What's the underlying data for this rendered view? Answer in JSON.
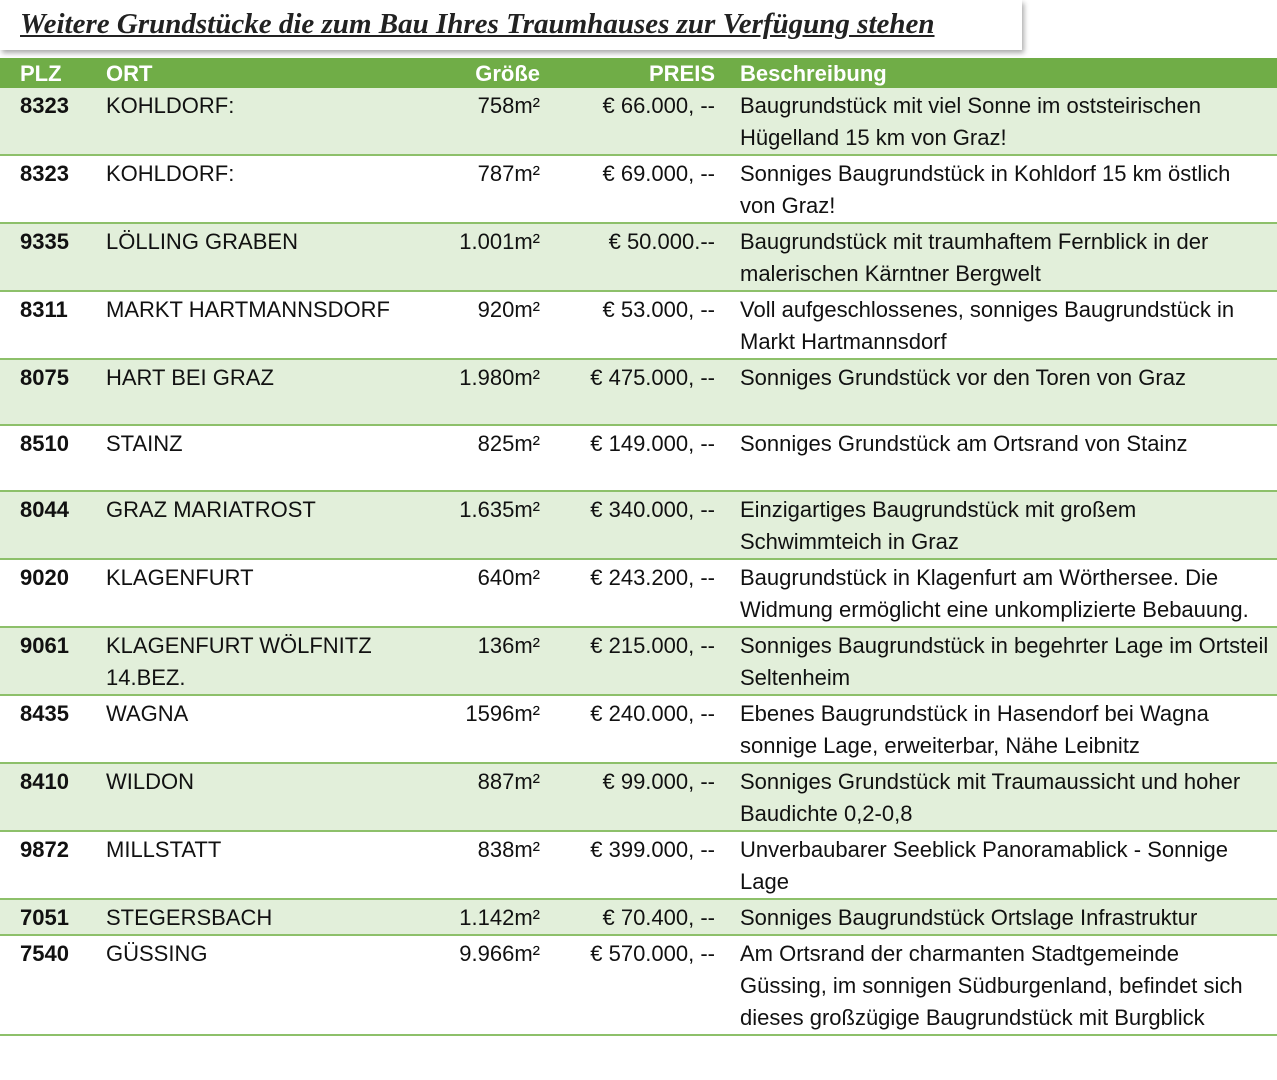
{
  "title": "Weitere Grundstücke die zum Bau Ihres Traumhauses zur Verfügung stehen",
  "table": {
    "header": [
      "PLZ",
      "ORT",
      "Größe",
      "PREIS",
      "Beschreibung"
    ],
    "rows": [
      [
        "8323",
        "KOHLDORF:",
        "758m²",
        "€ 66.000, --",
        "Baugrundstück mit viel Sonne im oststeirischen Hügelland 15 km von Graz!"
      ],
      [
        "8323",
        "KOHLDORF:",
        "787m²",
        "€ 69.000, --",
        "Sonniges Baugrundstück in Kohldorf 15 km östlich von Graz!"
      ],
      [
        "9335",
        "LÖLLING GRABEN",
        "1.001m²",
        "€ 50.000.--",
        "Baugrundstück mit traumhaftem Fernblick in der malerischen Kärntner Bergwelt"
      ],
      [
        "8311",
        "MARKT HARTMANNSDORF",
        "920m²",
        "€ 53.000, --",
        "Voll aufgeschlossenes, sonniges Baugrundstück in Markt Hartmannsdorf"
      ],
      [
        "8075",
        "HART BEI GRAZ",
        "1.980m²",
        "€ 475.000, --",
        "Sonniges Grundstück vor den Toren von Graz"
      ],
      [
        "8510",
        "STAINZ",
        "825m²",
        "€ 149.000, --",
        "Sonniges Grundstück am Ortsrand von Stainz"
      ],
      [
        "8044",
        "GRAZ MARIATROST",
        "1.635m²",
        "€ 340.000, --",
        "Einzigartiges Baugrundstück mit großem Schwimmteich in Graz"
      ],
      [
        "9020",
        "KLAGENFURT",
        "640m²",
        "€ 243.200, --",
        "Baugrundstück in Klagenfurt am Wörthersee. Die Widmung ermöglicht eine unkomplizierte Bebauung."
      ],
      [
        "9061",
        "KLAGENFURT WÖLFNITZ 14.BEZ.",
        "136m²",
        "€ 215.000, --",
        "Sonniges Baugrundstück in begehrter Lage im Ortsteil Seltenheim"
      ],
      [
        "8435",
        "WAGNA",
        "1596m²",
        "€ 240.000, --",
        "Ebenes Baugrundstück in Hasendorf bei Wagna sonnige Lage, erweiterbar, Nähe Leibnitz"
      ],
      [
        "8410",
        "WILDON",
        "887m²",
        "€ 99.000, --",
        "Sonniges Grundstück mit Traumaussicht und hoher Baudichte 0,2-0,8"
      ],
      [
        "9872",
        "MILLSTATT",
        "838m²",
        "€ 399.000, --",
        "Unverbaubarer Seeblick Panoramablick - Sonnige Lage"
      ],
      [
        "7051",
        "STEGERSBACH",
        "1.142m²",
        "€ 70.400, --",
        "Sonniges Baugrundstück Ortslage Infrastruktur"
      ],
      [
        "7540",
        "GÜSSING",
        "9.966m²",
        "€ 570.000, --",
        "Am Ortsrand der charmanten Stadtgemeinde Güssing, im sonnigen Südburgenland, befindet sich dieses großzügige Baugrundstück mit Burgblick"
      ]
    ]
  }
}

----------

> _EXERCISE DIRECTIONS_
Search the entries for the word "Baugrundstück" and gather every line where it appears.

> _RESULT OF THE EXERCISE_
        "Baugrundstück mit viel Sonne im oststeirischen Hügelland 15 km von Graz!"
        "Sonniges Baugrundstück in Kohldorf 15 km östlich von Graz!"
        "Baugrundstück mit traumhaftem Fernblick in der malerischen Kärntner Bergwelt"
        "Voll aufgeschlossenes, sonniges Baugrundstück in Markt Hartmannsdorf"
        "Einzigartiges Baugrundstück mit großem Schwimmteich in Graz"
        "Baugrundstück in Klagenfurt am Wörthersee. Die Widmung ermöglicht eine unkomplizierte Bebauung."
        "Sonniges Baugrundstück in begehrter Lage im Ortsteil Seltenheim"
        "Ebenes Baugrundstück in Hasendorf bei Wagna sonnige Lage, erweiterbar, Nähe Leibnitz"
        "Sonniges Baugrundstück Ortslage Infrastruktur"
        "Am Ortsrand der charmanten Stadtgemeinde Güssing, im sonnigen Südburgenland, befindet sich dieses großzügige Baugrundstück mit Burgblick"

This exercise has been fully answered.